Saved entries
══════════════════════════════
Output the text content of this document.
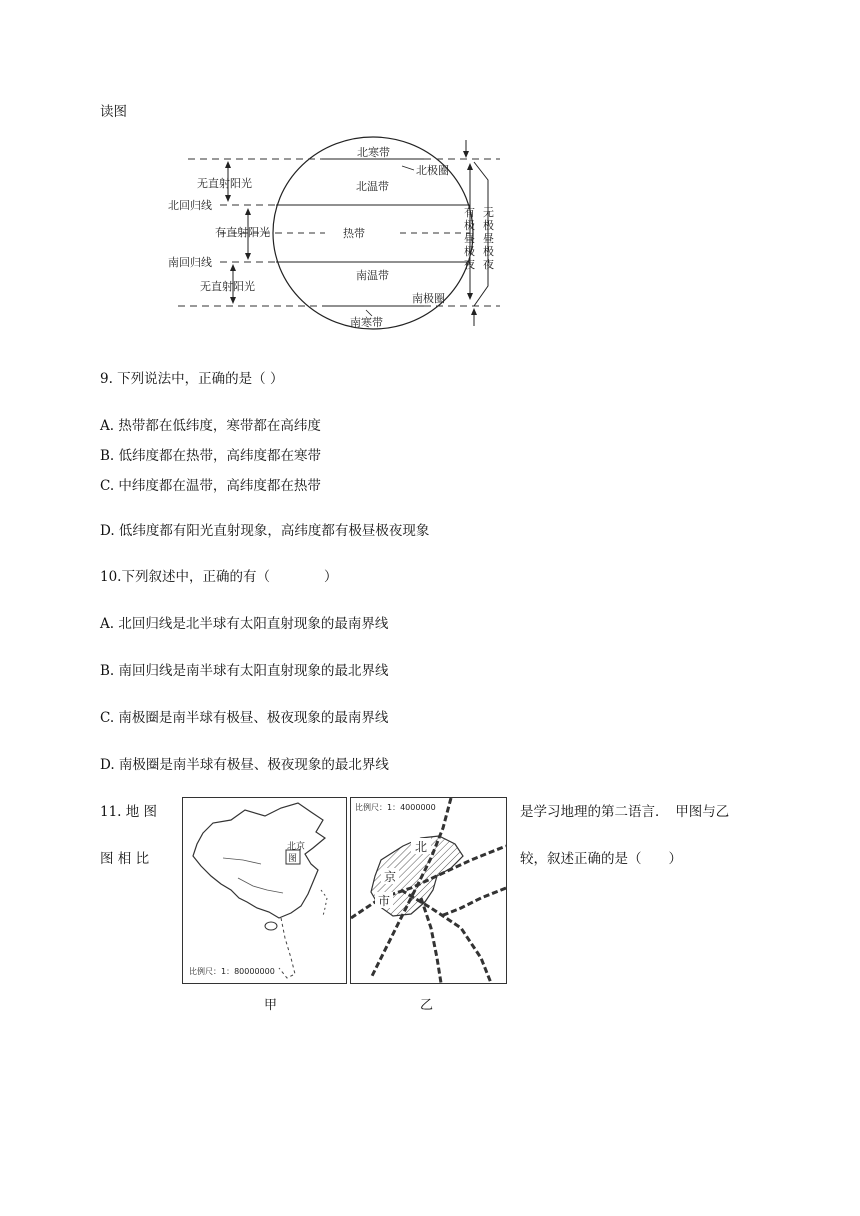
读图
北寒带
北温带
热带
南温带
南寒带
北极圈
南极圈
北回归线
南回归线
无直射阳光
有直射阳光
无直射阳光
有
极
昼
极
夜
无
极
昼
极
夜
9. 下列说法中，正确的是（ ）
A. 热带都在低纬度，寒带都在高纬度
B. 低纬度都在热带，高纬度都在寒带
C. 中纬度都在温带，高纬度都在热带
D. 低纬度都有阳光直射现象，高纬度都有极昼极夜现象
10.下列叙述中，正确的有（　　　　）
A. 北回归线是北半球有太阳直射现象的最南界线
B. 南回归线是南半球有太阳直射现象的最北界线
C. 南极圈是南半球有极昼、极夜现象的最南界线
D. 南极圈是南半球有极昼、极夜现象的最北界线
11. 地 图
图 相 比
是学习地理的第二语言．　甲图与乙
较，叙述正确的是（　　）
北京
图
比例尺：1：80000000
甲
北
京
市
比例尺：1：4000000
乙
══════════════════════════════
• **SET TASK**
Without including any pictures, print all of the material exactly as given.

• **TASK RESPONSE**
Output the text content of this document.
读图
北寒带
北温带
热带
南温带
南寒带
北极圈
南极圈
北回归线
南回归线
无直射阳光
有直射阳光
无直射阳光
有
极
昼
极
夜
无
极
昼
极
夜
9. 下列说法中，正确的是（ ）
A. 热带都在低纬度，寒带都在高纬度
B. 低纬度都在热带，高纬度都在寒带
C. 中纬度都在温带，高纬度都在热带
D. 低纬度都有阳光直射现象，高纬度都有极昼极夜现象
10.下列叙述中，正确的有（　　　　）
A. 北回归线是北半球有太阳直射现象的最南界线
B. 南回归线是南半球有太阳直射现象的最北界线
C. 南极圈是南半球有极昼、极夜现象的最南界线
D. 南极圈是南半球有极昼、极夜现象的最北界线
11. 地 图
图 相 比
是学习地理的第二语言．　甲图与乙
较，叙述正确的是（　　）
北京
图
比例尺：1：80000000
甲
北
京
市
比例尺：1：4000000
乙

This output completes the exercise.